→ **Source document**:
Let $A$ be a $4\times 5$ matrix with rank $2$ and let $U$ be the corresponding row echelon form matrix.

I want to check if the following statements are true or not.
  1. If $B$ is a $5\times 5$ invertible matrix, at least two of the columns of $B$ are not in the nulity of $A$.
  2. There is a $b\in \mathbb{R}^4$ such that $Ax=b$ has a unique solution.
  3. $U$ has exactly one zero row.
  4. $U$ has two linearly independent rows.
  5. There is a $b\in \mathbb{R}^4$ such that $Ax=b$ has no solution.
  6. The equation $Ax=b$ has infinitely many solutions for each $b$.
I have done the following:
  1. Since $B$ is a $5\times 5$ invertible matrix, the rank is equal to $5$, or not? From the rank-nullity theorem we get that the nulity is equal to $0$.

    What do we get from that? That the statement is wrong?

Hey mathmari!

That's about the nullity of $B$. It's not related to the nullity of $A$ is it? (Worried)

Since the rank of $A$ is $2$, its null space is the span of 3 linearly independent vectors.
So 3 columns of $B$ could conceivably fall into the null space of $A$.
But not 4, or could they? (Wondering)

mathmari said:
$ $
2. Since the rank of the matrix is smaller than the number of columns the system $Ax=b$ has more than one solution.

So, the statement is wrong.

Couldn't $Ax=b$ have no solution at all? (Wondering)

mathmari said:
$ $
3. Since the rank of $A$ is equal to $2$ the matrix $U$ has $4-2=2$ zero rows.

So, the statement is wrong.

$ $
4. The number of non-zero rows of $U$ is equal to the rank of $A$ and the non-zero rows of $U$ are linearly independent. Therefore, $U$ has $2$ linearly independent rows.

So, the statement is correct.

Correct. (Nod)

mathmari said:
$ $
5. Similar to (2) this statement is wrong, since we have more than one solution.

$ $
6. Again similar to (2) the statement is correct.

Suppose the row reduced form is:
$$\left(\begin{array}{ccccc|c}1&*&*&*&*&*\\&&1&*&*&*\\&&&&&1\\&&&&&0 \end{array}\right)$$
How many solutions will we have? (Wondering)
 
  • #3
Klaas van Aarsen said:
That's about the nullity of $B$. It's not related to the nullity of $A$ is it? (Worried)

Since the rank of $A$ is $2$, its null space is the span of 3 linearly independent vectors.
So 3 columns of $B$ could conceivably fall into the null space of $A$.
But not 4, or could they? (Wondering)

Could you explain to me this part further? I got stuck right now. (Wondering)
Klaas van Aarsen said:
Couldn't $Ax=b$ have no solution at all? (Wondering)Suppose the row reduced form is:
$$\left(\begin{array}{ccccc|c}1&*&*&*&*&*\\&&1&*&*&*\\&&&&&1\\&&&&&0 \end{array}\right)$$
How many solutions will we have? (Wondering)

So, a system $Ax=b$ has either no solution or infinitely many solution, but it cannot have a unique solution. Is this correct? (Wondering)
 
  • #4
mathmari said:
Could you explain to me this part further? I got stuck right now.

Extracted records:
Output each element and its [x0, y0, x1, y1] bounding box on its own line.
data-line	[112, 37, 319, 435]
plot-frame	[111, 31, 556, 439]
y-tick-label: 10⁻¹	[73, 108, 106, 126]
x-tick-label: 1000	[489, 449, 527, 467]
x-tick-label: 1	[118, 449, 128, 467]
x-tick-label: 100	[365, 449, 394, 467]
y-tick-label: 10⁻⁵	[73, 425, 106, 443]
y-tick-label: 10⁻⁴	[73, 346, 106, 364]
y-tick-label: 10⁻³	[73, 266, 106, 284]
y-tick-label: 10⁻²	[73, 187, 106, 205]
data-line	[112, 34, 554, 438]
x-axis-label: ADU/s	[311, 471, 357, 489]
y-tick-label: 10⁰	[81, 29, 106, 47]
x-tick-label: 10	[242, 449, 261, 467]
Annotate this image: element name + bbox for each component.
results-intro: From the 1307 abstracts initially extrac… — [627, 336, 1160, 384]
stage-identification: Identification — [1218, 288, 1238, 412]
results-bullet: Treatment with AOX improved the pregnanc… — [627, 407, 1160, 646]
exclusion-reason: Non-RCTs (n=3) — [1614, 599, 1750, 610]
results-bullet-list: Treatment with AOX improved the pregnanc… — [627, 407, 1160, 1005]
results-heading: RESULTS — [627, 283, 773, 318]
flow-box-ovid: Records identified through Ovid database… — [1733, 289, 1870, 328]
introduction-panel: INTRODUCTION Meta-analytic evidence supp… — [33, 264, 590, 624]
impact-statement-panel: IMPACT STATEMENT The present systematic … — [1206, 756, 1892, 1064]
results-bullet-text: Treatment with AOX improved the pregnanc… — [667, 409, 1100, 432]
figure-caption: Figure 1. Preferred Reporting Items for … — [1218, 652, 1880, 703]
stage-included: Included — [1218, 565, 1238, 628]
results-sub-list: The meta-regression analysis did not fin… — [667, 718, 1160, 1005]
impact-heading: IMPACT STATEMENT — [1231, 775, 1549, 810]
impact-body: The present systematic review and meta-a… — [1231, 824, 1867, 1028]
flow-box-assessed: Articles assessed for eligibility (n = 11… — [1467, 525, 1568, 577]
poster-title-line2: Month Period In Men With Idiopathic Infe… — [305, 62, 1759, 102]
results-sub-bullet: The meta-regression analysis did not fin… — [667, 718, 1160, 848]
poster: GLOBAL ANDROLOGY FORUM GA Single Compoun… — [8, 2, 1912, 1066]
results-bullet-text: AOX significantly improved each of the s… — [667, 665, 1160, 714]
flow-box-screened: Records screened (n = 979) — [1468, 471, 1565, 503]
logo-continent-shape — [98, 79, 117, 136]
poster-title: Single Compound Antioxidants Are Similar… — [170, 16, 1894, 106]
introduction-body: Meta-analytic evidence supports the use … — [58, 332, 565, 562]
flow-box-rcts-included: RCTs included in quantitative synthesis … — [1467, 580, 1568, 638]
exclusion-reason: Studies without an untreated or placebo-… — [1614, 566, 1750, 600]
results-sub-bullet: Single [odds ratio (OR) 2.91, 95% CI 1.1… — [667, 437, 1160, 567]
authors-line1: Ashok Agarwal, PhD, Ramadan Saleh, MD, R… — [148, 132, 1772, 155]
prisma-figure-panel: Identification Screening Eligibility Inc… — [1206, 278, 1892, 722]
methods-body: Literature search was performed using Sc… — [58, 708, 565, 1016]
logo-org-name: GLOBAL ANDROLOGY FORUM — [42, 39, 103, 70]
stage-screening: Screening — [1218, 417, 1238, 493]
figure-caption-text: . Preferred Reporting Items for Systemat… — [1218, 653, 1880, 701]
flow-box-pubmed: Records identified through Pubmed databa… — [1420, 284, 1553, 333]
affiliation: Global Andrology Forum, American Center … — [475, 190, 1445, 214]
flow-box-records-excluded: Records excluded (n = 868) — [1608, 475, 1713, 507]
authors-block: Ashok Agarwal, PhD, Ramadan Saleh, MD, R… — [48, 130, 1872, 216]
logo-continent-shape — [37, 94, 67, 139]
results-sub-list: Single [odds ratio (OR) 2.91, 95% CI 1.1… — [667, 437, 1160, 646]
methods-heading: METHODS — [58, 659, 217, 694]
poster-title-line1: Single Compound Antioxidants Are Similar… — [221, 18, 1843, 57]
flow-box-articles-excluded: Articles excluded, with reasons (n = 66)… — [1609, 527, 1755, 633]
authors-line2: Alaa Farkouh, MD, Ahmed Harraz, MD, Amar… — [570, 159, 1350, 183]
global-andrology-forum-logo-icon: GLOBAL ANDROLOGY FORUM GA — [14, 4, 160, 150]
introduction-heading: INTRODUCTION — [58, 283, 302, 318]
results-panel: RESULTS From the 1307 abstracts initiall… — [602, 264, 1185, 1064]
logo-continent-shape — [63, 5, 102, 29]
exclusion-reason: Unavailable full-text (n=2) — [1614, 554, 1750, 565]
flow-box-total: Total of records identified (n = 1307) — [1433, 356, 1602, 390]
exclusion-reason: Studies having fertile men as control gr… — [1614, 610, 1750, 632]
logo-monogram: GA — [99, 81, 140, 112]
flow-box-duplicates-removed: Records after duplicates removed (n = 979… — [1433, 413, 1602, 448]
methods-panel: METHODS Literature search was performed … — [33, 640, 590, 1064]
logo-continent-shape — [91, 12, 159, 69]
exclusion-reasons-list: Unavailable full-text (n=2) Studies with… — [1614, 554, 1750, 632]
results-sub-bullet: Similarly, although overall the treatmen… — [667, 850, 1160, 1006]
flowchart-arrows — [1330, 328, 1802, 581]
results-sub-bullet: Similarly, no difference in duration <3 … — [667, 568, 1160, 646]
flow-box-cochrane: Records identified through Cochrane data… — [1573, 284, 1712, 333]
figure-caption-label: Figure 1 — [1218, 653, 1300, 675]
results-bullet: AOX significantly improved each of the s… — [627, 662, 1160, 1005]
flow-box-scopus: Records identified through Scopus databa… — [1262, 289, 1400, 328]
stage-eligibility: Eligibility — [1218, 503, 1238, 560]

→ **Exercise requirements**:
• a. Summarize the thread on the rank-2 matrix in two sentences.
• b. Carry the thread on the rank-2 matrix forward from its final line.

→ **Replies**:
• a. A participant examines six statements about a 4×5 matrix A of rank 2 and its row echelon form U, arguing among other things that U has two zero rows and two linearly independent rows. A respondent confirms the point about the linearly independent rows, observes that three columns of an invertible B could conceivably fall into the null space of A, and suggests that Ax=b might have no solution at all, after which the participant asks for further explanation and asks whether Ax=b can have either no solution or infinitely many solutions but never a unique one.

• b.
Suppose less than 2 columns of $B$ are not in the null space of $A$.
Then at least 4 columns are in the null space.
What is the rank of $AB$ then? (Wondering)

We may want to consider the images of $\mathbf e_1,\ldots,\mathbf e_5$.

mathmari said:
So, a system $Ax=b$ has either no solution or infinitely many solution, but it cannot have a unique solution. Is this correct? (Wondering)

Yes. (Nod)
 
  • #5
Klaas van Aarsen said:
Suppose less than 2 columns of $B$ are not in the null space of $A$.
Then at least 4 columns are in the null space.
What is the rank of $AB$ then? (Wondering)

We may want to consider the images of $\mathbf e_1,\ldots,\mathbf e_5$.

Is the rank of $AB$ less than the minimum of the rank of $A$ and the rank of $B$ ? (Wondering)
Klaas van Aarsen said:
Yes. (Nod)

Does it need a proof or can we just say that at the statements (2), (5), (6) and so (2) is false, and (5) and (6) are true? (Wondering)
 
  • #6
mathmari said:
Is the rank of $AB$ less than the minimum of the rank of $A$ and the rank of $B$ ?

We have the property that the product of an invertible matrix with another matrix has the same rank as that other matrix.
Can we prove that property, or find it? (Wondering)
And indeed $AB$ would have rank less than $A$, which is then a contradiction.

mathmari said:
Does it need a proof or can we just say that at the statements (2), (5), (6) and so (2) is false, and (5) and (6) are true?

In the problem statement you wrote 'I want to check if the following statements are true or not.'
That seems to imply that some checking should be done.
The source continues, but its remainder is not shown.